■ Available data

####################

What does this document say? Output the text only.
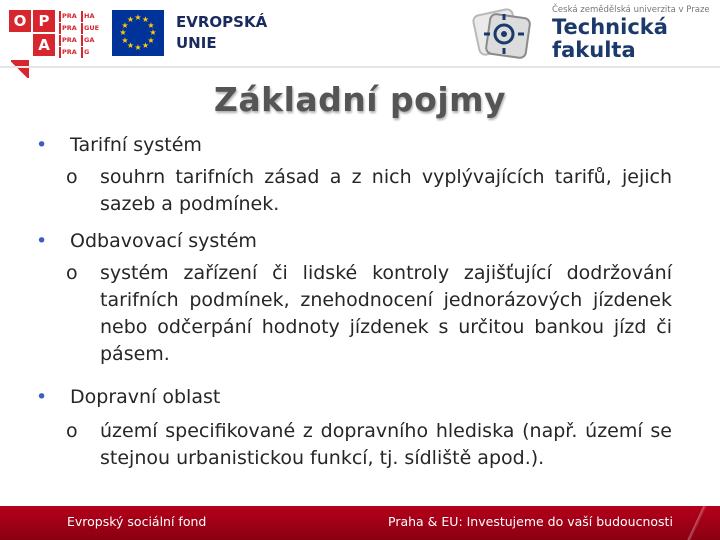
O P
A
PRA	HA
PRA	GUE
PRA	GA
PRA	G
★ ★
★
★
★
★
★
★
★
★
★
★	EVROPSKÁ
UNIE
Česká zemědělská univerzita v Praze
Technická
fakulta
Základní pojmy
• Tarifní systém
o	souhrn tarifních zásad a z nich vyplývajících tarifů, jejich sazeb a podmínek.
• Odbavovací systém
o	systém zařízení či lidské kontroly zajišťující dodržování tarifních podmínek, znehodnocení jednorázových jízdenek nebo odčerpání hodnoty jízdenek s určitou bankou jízd či pásem.
• Dopravní oblast
o	území specifikované z dopravního hlediska (např. území se stejnou urbanistickou funkcí, tj. sídliště apod.).
Evropský sociální fond	Praha & EU: Investujeme do vaší budoucnosti
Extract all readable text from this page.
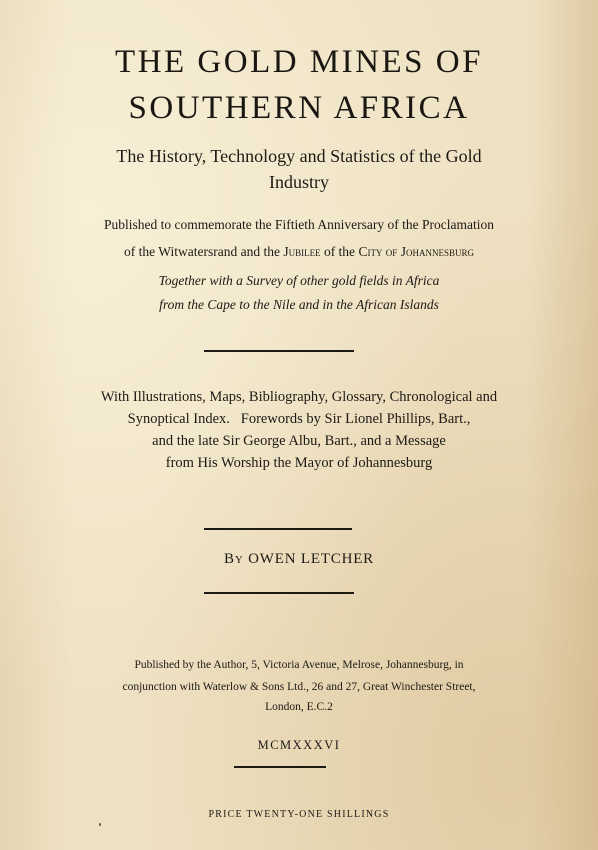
THE GOLD MINES OF
SOUTHERN AFRICA
The History, Technology and Statistics of the Gold
Industry
Published to commemorate the Fiftieth Anniversary of the Proclamation
of the Witwatersrand and the Jubilee of the City of Johannesburg
Together with a Survey of other gold fields in Africa
from the Cape to the Nile and in the African Islands
With Illustrations, Maps, Bibliography, Glossary, Chronological and
Synoptical Index.   Forewords by Sir Lionel Phillips, Bart.,
and the late Sir George Albu, Bart., and a Message
from His Worship the Mayor of Johannesburg
By OWEN LETCHER
Published by the Author, 5, Victoria Avenue, Melrose, Johannesburg, in
conjunction with Waterlow & Sons Ltd., 26 and 27, Great Winchester Street,
London, E.C.2
MCMXXXVI
PRICE TWENTY-ONE SHILLINGS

####################

■ Task directions
Only a number is wanted here: how many lines in the data above include the string "text"?

■ Response to this exercise
2